* PROBLEM TO WORK ON
Return the listing below exactly, with the pictures dropped.

Saved entries:

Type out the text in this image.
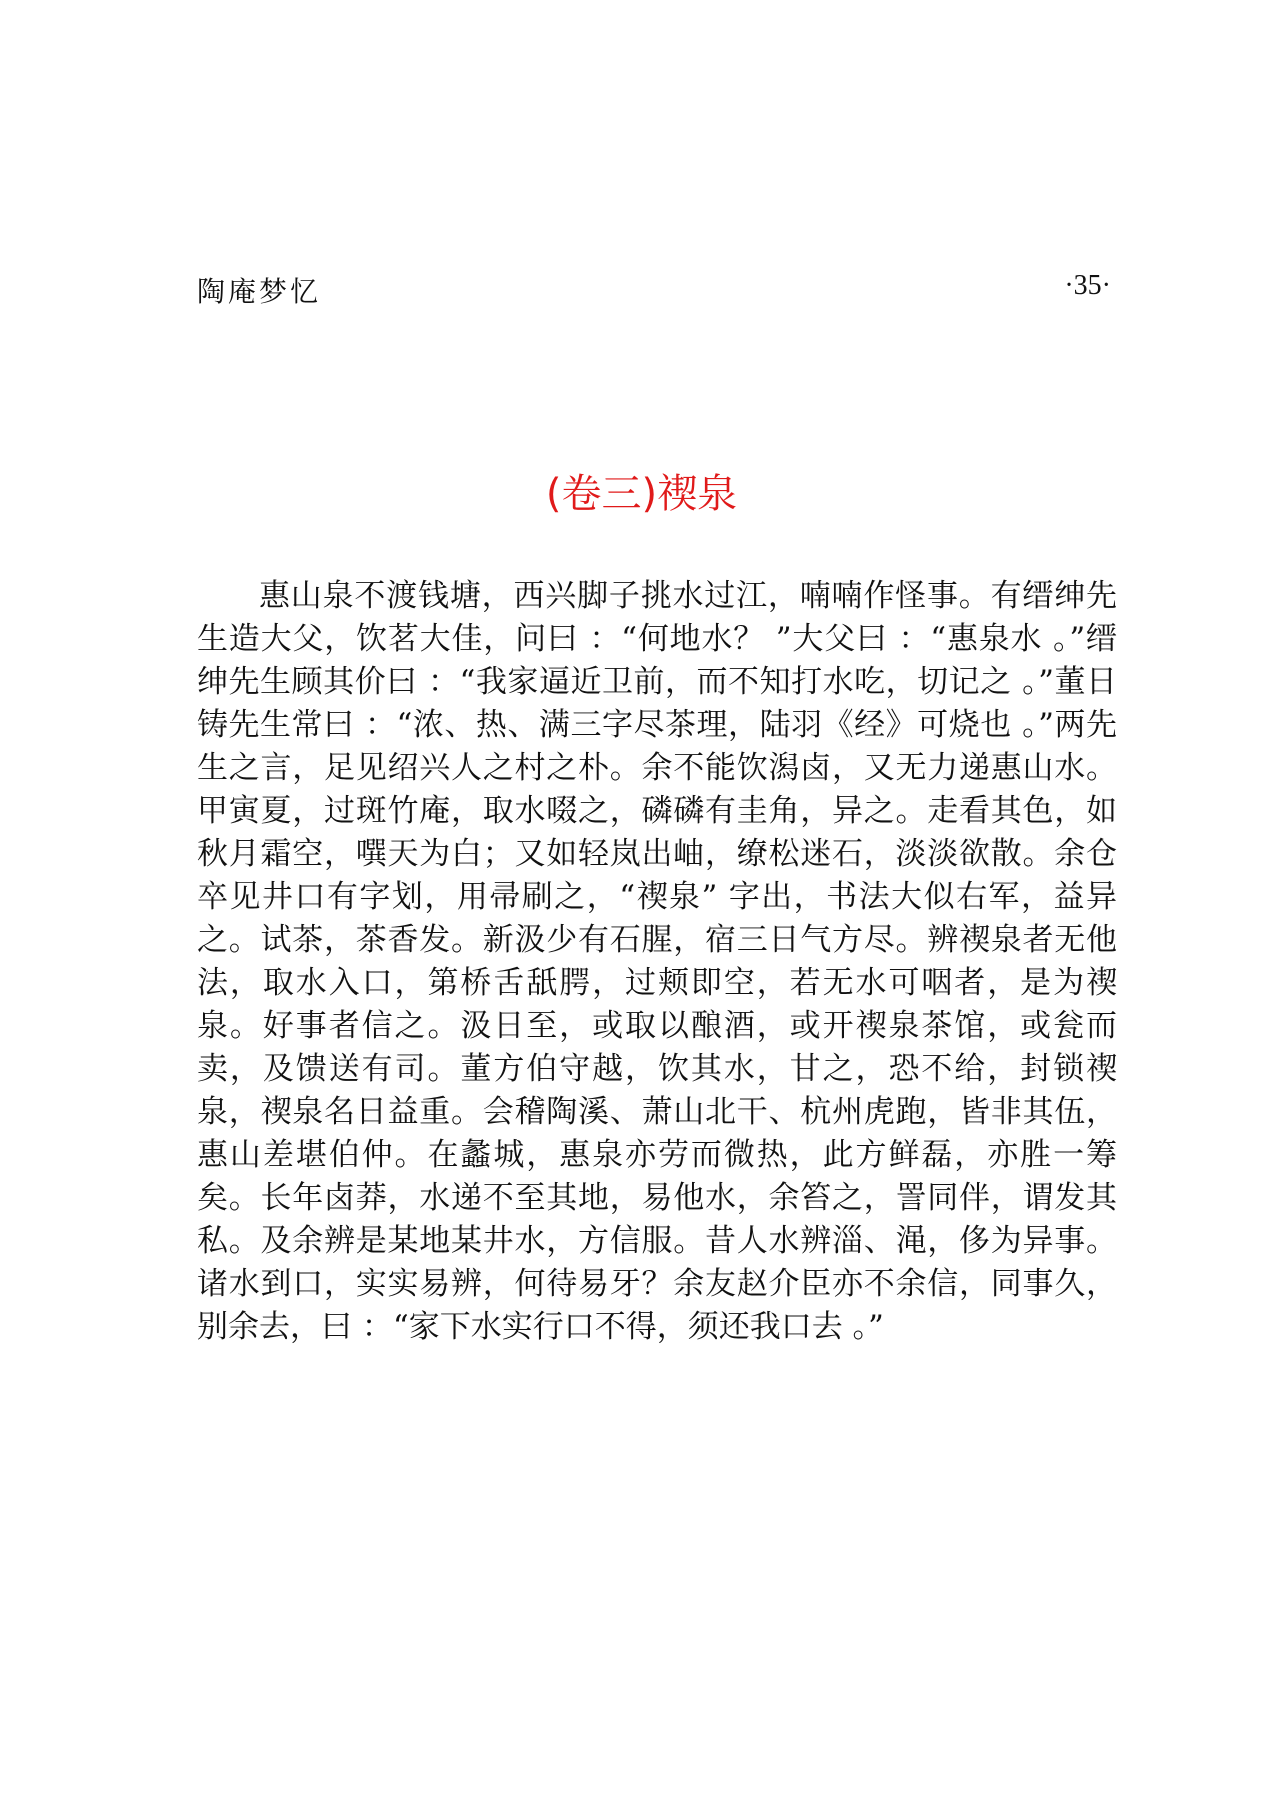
陶庵梦忆	·35·
(卷三)禊泉

惠山泉不渡钱塘，西兴脚子挑水过江，喃喃作怪事。有缙绅先生造大父，饮茗大佳，问曰 ：“何地水？ ”大父曰 ：“惠泉水 。”缙绅先生顾其价曰 ：“我家逼近卫前，而不知打水吃，切记之 。”董日铸先生常曰 ：“浓、热、满三字尽茶理，陆羽《经》可烧也 。”两先生之言，足见绍兴人之村之朴。余不能饮潟卤，又无力递惠山水。甲寅夏，过斑竹庵，取水啜之，磷磷有圭角，异之。走看其色，如秋月霜空，噀天为白；又如轻岚出岫，缭松迷石，淡淡欲散。余仓卒见井口有字划，用帚刷之，“禊泉” 字出，书法大似右军，益异之。试茶，茶香发。新汲少有石腥，宿三日气方尽。辨禊泉者无他法，取水入口，第桥舌舐腭，过颊即空，若无水可咽者，是为禊泉。好事者信之。汲日至，或取以酿酒，或开禊泉茶馆，或瓮而卖，及馈送有司。董方伯守越，饮其水，甘之，恐不给，封锁禊泉，禊泉名日益重。会稽陶溪、萧山北干、杭州虎跑，皆非其伍，惠山差堪伯仲。在蠡城，惠泉亦劳而微热，此方鲜磊，亦胜一筹矣。长年卤莽，水递不至其地，易他水，余笞之，詈同伴，谓发其私。及余辨是某地某井水，方信服。昔人水辨淄、渑，侈为异事。诸水到口，实实易辨，何待易牙？余友赵介臣亦不余信，同事久，别余去，曰 ：“家下水实行口不得，须还我口去 。”
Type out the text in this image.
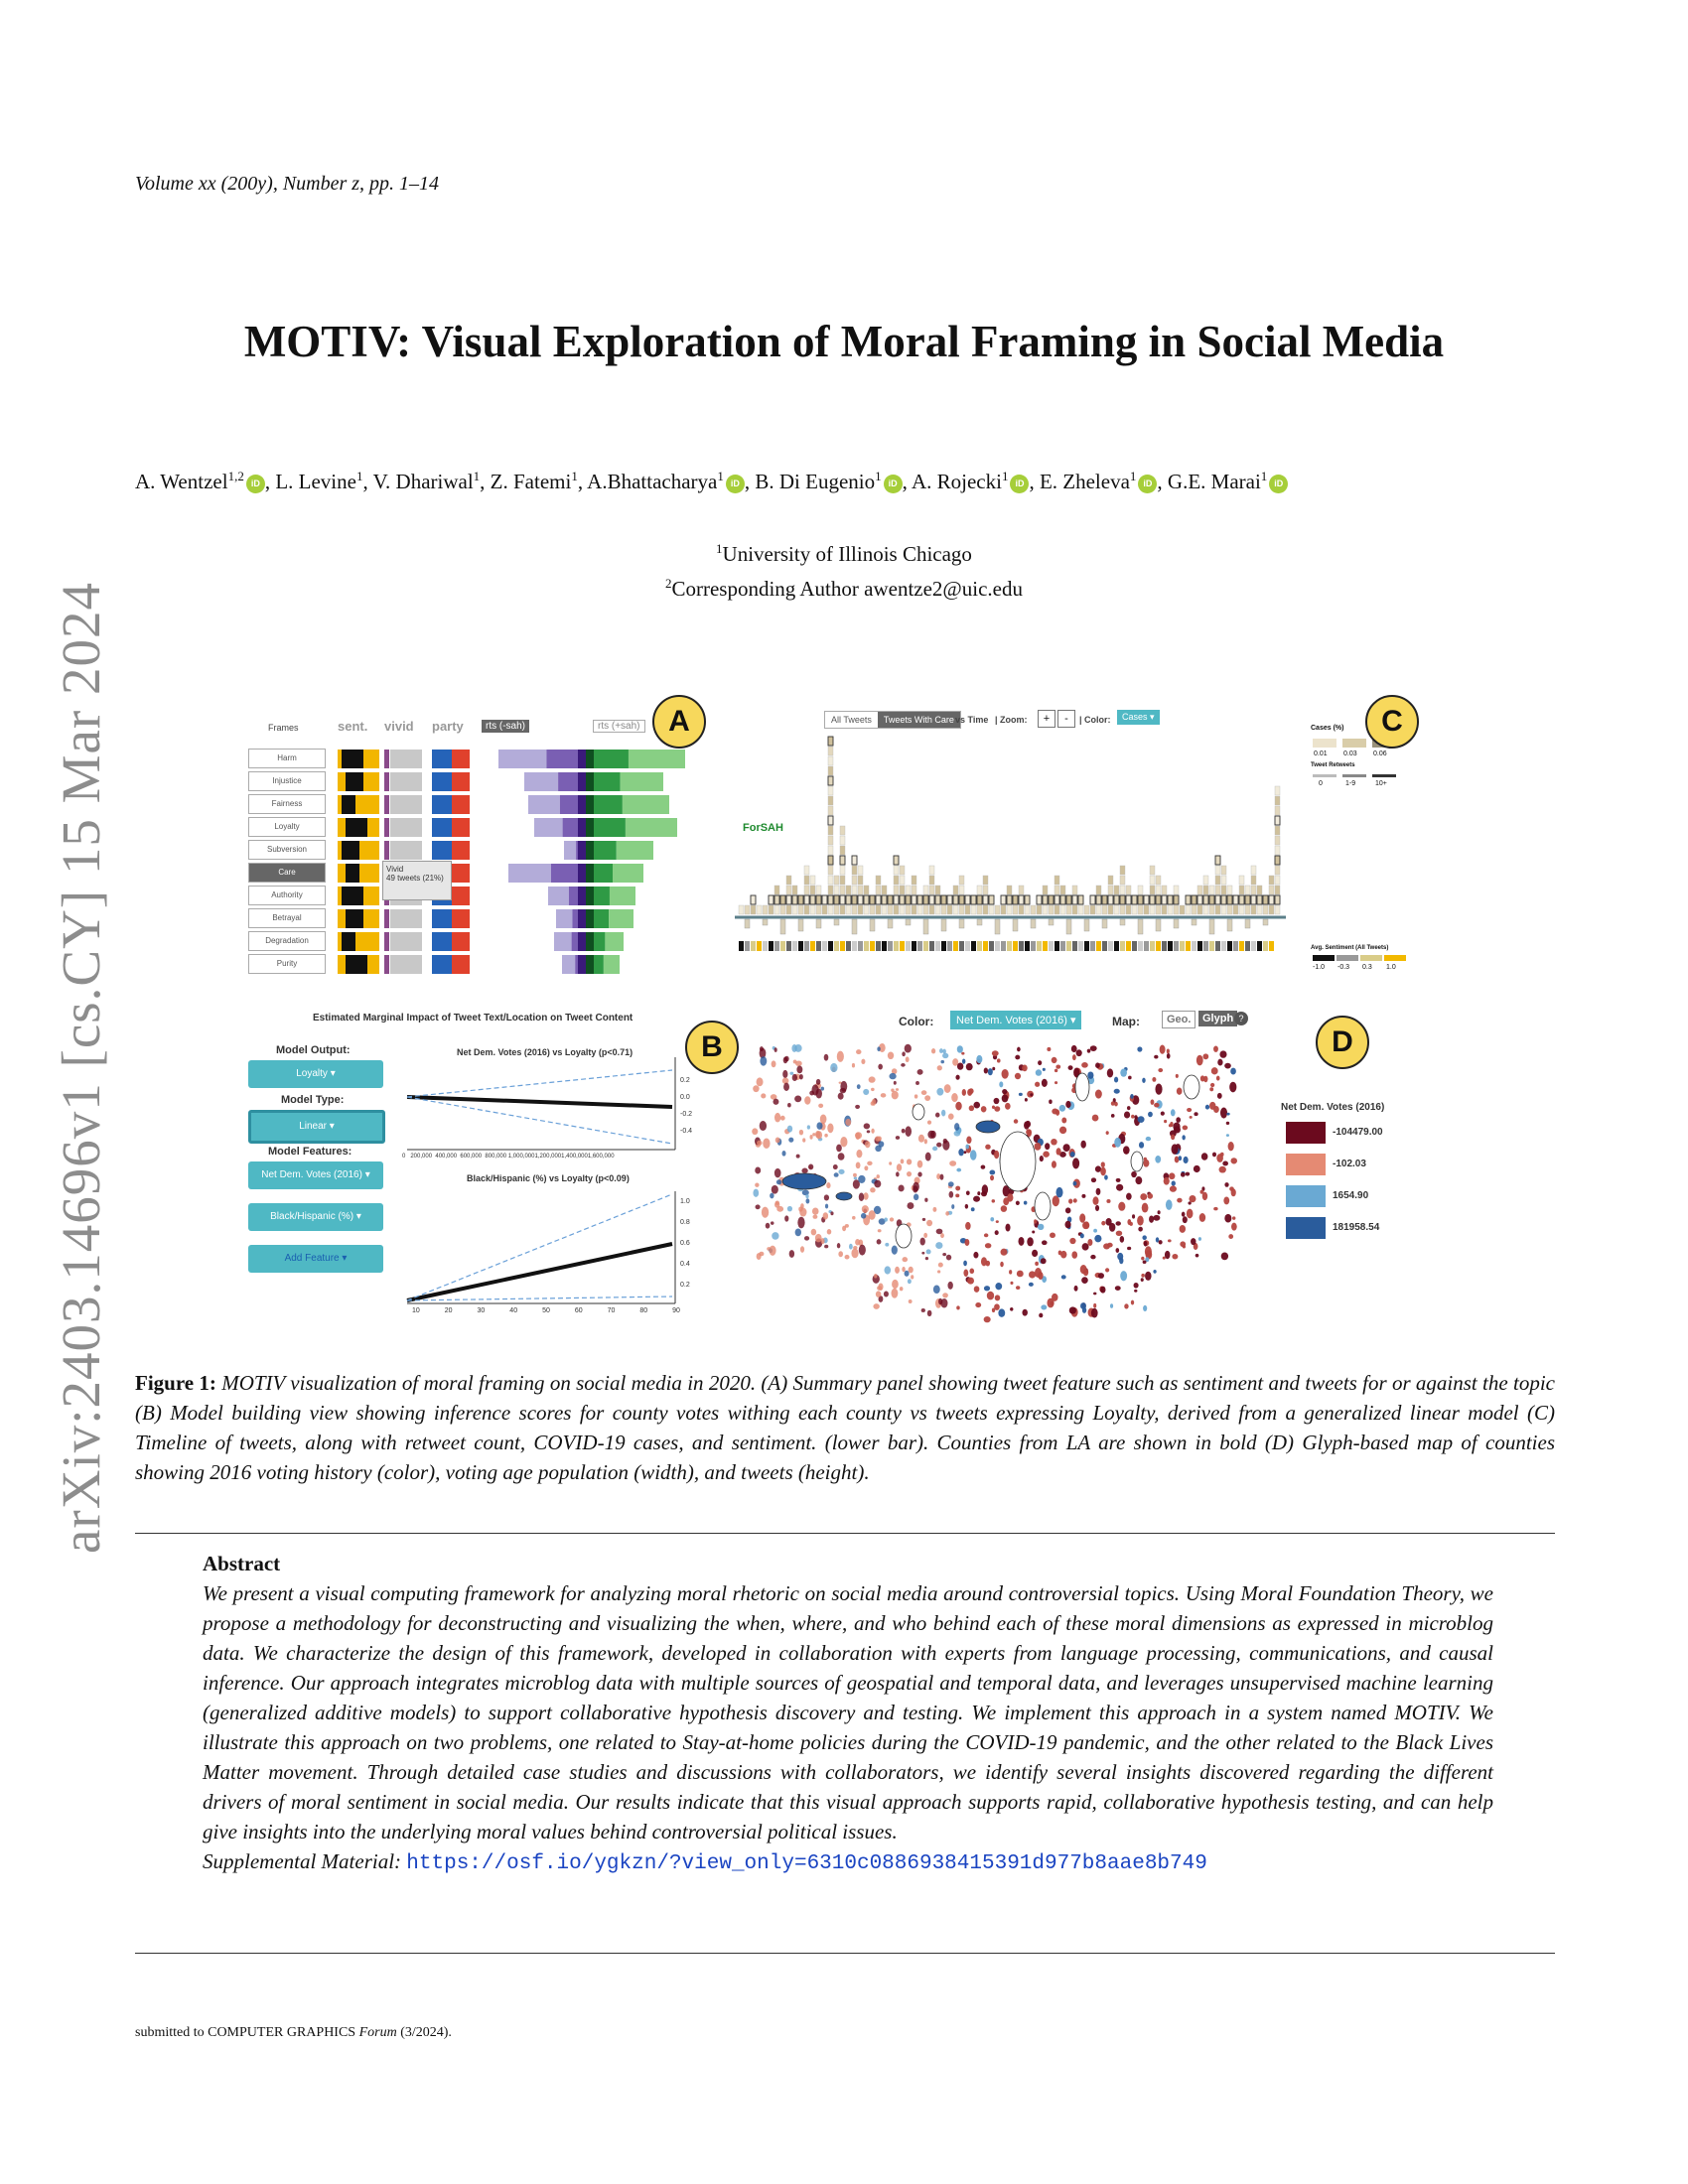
Volume xx (200y), Number z, pp. 1–14
MOTIV: Visual Exploration of Moral Framing in Social Media
A. Wentzel$^{1,2}$ iD , L. Levine$^1$, V. Dhariwal$^1$, Z. Fatemi$^1$, A.Bhattacharya$^1$ iD , B. Di Eugenio$^1$ iD , A. Rojecki$^1$ iD , E. Zheleva$^1$ iD , G.E. Marai$^1$ iD
$^1$University of Illinois Chicago
$^2$Corresponding Author awentze2@uic.edu
arXiv:2403.14696v1 [cs.CY] 15 Mar 2024	Frames	sent. vivid party	rts (-sah)	rts (+sah)
Harm
Injustice
Fairness
Loyalty
Subversion
Care
Authority
Betrayal
Degradation
Purity
Vivid
49 tweets (21%)
A	All Tweets	Tweets With Care vs Time | Zoom:	+	-	| Color:	Cases ▾
ForSAH
Cases (%)
0.01 0.03 0.06
Tweet Retweets
0	1-9	10+
Avg. Sentiment (All Tweets)
-1.0 -0.3 0.3 1.0
C
Estimated Marginal Impact of Tweet Text/Location on Tweet Content
Model Output:
Loyalty ▾
Model Type:
Linear ▾
Model Features:
Net Dem. Votes (2016) ▾
Black/Hispanic (%) ▾
Add Feature ▾
Net Dem. Votes (2016) vs Loyalty (p<0.71)
0.2
0.0
-0.2
-0.4
0   200,000  400,000  600,000  800,000 1,000,0001,200,0001,400,0001,600,000
Black/Hispanic (%) vs Loyalty (p<0.09)
1.0
0.8
0.6
0.4
0.2
10	20	30	40	50	60	70	80	90
B
Color:	Net Dem. Votes (2016) ▾	Map:	Geo.	Glyph ?
Net Dem. Votes (2016)
-104479.00
-102.03
1654.90
181958.54
D
Figure 1: MOTIV visualization of moral framing on social media in 2020. (A) Summary panel showing tweet feature such as sentiment and tweets for or against the topic (B) Model building view showing inference scores for county votes withing each county vs tweets expressing Loyalty, derived from a generalized linear model (C) Timeline of tweets, along with retweet count, COVID-19 cases, and sentiment. (lower bar). Counties from LA are shown in bold (D) Glyph-based map of counties showing 2016 voting history (color), voting age population (width), and tweets (height).
Abstract
We present a visual computing framework for analyzing moral rhetoric on social media around controversial topics. Using Moral Foundation Theory, we propose a methodology for deconstructing and visualizing the when, where, and who behind each of these moral dimensions as expressed in microblog data. We characterize the design of this framework, developed in collaboration with experts from language processing, communications, and causal inference. Our approach integrates microblog data with multiple sources of geospatial and temporal data, and leverages unsupervised machine learning (generalized additive models) to support collaborative hypothesis discovery and testing. We implement this approach in a system named MOTIV. We illustrate this approach on two problems, one related to Stay-at-home policies during the COVID-19 pandemic, and the other related to the Black Lives Matter movement. Through detailed case studies and discussions with collaborators, we identify several insights discovered regarding the different drivers of moral sentiment in social media. Our results indicate that this visual approach supports rapid, collaborative hypothesis testing, and can help give insights into the underlying moral values behind controversial political issues.
Supplemental Material: https://osf.io/ygkzn/?view_only=6310c0886938415391d977b8aae8b749
submitted to COMPUTER GRAPHICS Forum (3/2024).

* RESULT FOR THIS TASK
Type out the text in this image.
陶庵梦忆	·35·
(卷三)禊泉

惠山泉不渡钱塘，西兴脚子挑水过江，喃喃作怪事。有缙绅先生造大父，饮茗大佳，问曰 ：“何地水？ ”大父曰 ：“惠泉水 。”缙绅先生顾其价曰 ：“我家逼近卫前，而不知打水吃，切记之 。”董日铸先生常曰 ：“浓、热、满三字尽茶理，陆羽《经》可烧也 。”两先生之言，足见绍兴人之村之朴。余不能饮潟卤，又无力递惠山水。甲寅夏，过斑竹庵，取水啜之，磷磷有圭角，异之。走看其色，如秋月霜空，噀天为白；又如轻岚出岫，缭松迷石，淡淡欲散。余仓卒见井口有字划，用帚刷之，“禊泉” 字出，书法大似右军，益异之。试茶，茶香发。新汲少有石腥，宿三日气方尽。辨禊泉者无他法，取水入口，第桥舌舐腭，过颊即空，若无水可咽者，是为禊泉。好事者信之。汲日至，或取以酿酒，或开禊泉茶馆，或瓮而卖，及馈送有司。董方伯守越，饮其水，甘之，恐不给，封锁禊泉，禊泉名日益重。会稽陶溪、萧山北干、杭州虎跑，皆非其伍，惠山差堪伯仲。在蠡城，惠泉亦劳而微热，此方鲜磊，亦胜一筹矣。长年卤莽，水递不至其地，易他水，余笞之，詈同伴，谓发其私。及余辨是某地某井水，方信服。昔人水辨淄、渑，侈为异事。诸水到口，实实易辨，何待易牙？余友赵介臣亦不余信，同事久，别余去，曰 ：“家下水实行口不得，须还我口去 。”
Type out the text in this image.
Volume xx (200y), Number z, pp. 1–14
MOTIV: Visual Exploration of Moral Framing in Social Media
A. Wentzel$^{1,2}$ iD , L. Levine$^1$, V. Dhariwal$^1$, Z. Fatemi$^1$, A.Bhattacharya$^1$ iD , B. Di Eugenio$^1$ iD , A. Rojecki$^1$ iD , E. Zheleva$^1$ iD , G.E. Marai$^1$ iD
$^1$University of Illinois Chicago
$^2$Corresponding Author awentze2@uic.edu
arXiv:2403.14696v1 [cs.CY] 15 Mar 2024	Frames	sent. vivid party	rts (-sah)	rts (+sah)
Harm
Injustice
Fairness
Loyalty
Subversion
Care
Authority
Betrayal
Degradation
Purity
Vivid
49 tweets (21%)
A	All Tweets	Tweets With Care vs Time | Zoom:	+	-	| Color:	Cases ▾
ForSAH
Cases (%)
0.01 0.03 0.06
Tweet Retweets
0	1-9	10+
Avg. Sentiment (All Tweets)
-1.0 -0.3 0.3 1.0
C
Estimated Marginal Impact of Tweet Text/Location on Tweet Content
Model Output:
Loyalty ▾
Model Type:
Linear ▾
Model Features:
Net Dem. Votes (2016) ▾
Black/Hispanic (%) ▾
Add Feature ▾
Net Dem. Votes (2016) vs Loyalty (p<0.71)
0.2
0.0
-0.2
-0.4
0   200,000  400,000  600,000  800,000 1,000,0001,200,0001,400,0001,600,000
Black/Hispanic (%) vs Loyalty (p<0.09)
1.0
0.8
0.6
0.4
0.2
10	20	30	40	50	60	70	80	90
B
Color:	Net Dem. Votes (2016) ▾	Map:	Geo.	Glyph ?
Net Dem. Votes (2016)
-104479.00
-102.03
1654.90
181958.54
D
Figure 1: MOTIV visualization of moral framing on social media in 2020. (A) Summary panel showing tweet feature such as sentiment and tweets for or against the topic (B) Model building view showing inference scores for county votes withing each county vs tweets expressing Loyalty, derived from a generalized linear model (C) Timeline of tweets, along with retweet count, COVID-19 cases, and sentiment. (lower bar). Counties from LA are shown in bold (D) Glyph-based map of counties showing 2016 voting history (color), voting age population (width), and tweets (height).
Abstract
We present a visual computing framework for analyzing moral rhetoric on social media around controversial topics. Using Moral Foundation Theory, we propose a methodology for deconstructing and visualizing the when, where, and who behind each of these moral dimensions as expressed in microblog data. We characterize the design of this framework, developed in collaboration with experts from language processing, communications, and causal inference. Our approach integrates microblog data with multiple sources of geospatial and temporal data, and leverages unsupervised machine learning (generalized additive models) to support collaborative hypothesis discovery and testing. We implement this approach in a system named MOTIV. We illustrate this approach on two problems, one related to Stay-at-home policies during the COVID-19 pandemic, and the other related to the Black Lives Matter movement. Through detailed case studies and discussions with collaborators, we identify several insights discovered regarding the different drivers of moral sentiment in social media. Our results indicate that this visual approach supports rapid, collaborative hypothesis testing, and can help give insights into the underlying moral values behind controversial political issues.
Supplemental Material: https://osf.io/ygkzn/?view_only=6310c0886938415391d977b8aae8b749
submitted to COMPUTER GRAPHICS Forum (3/2024).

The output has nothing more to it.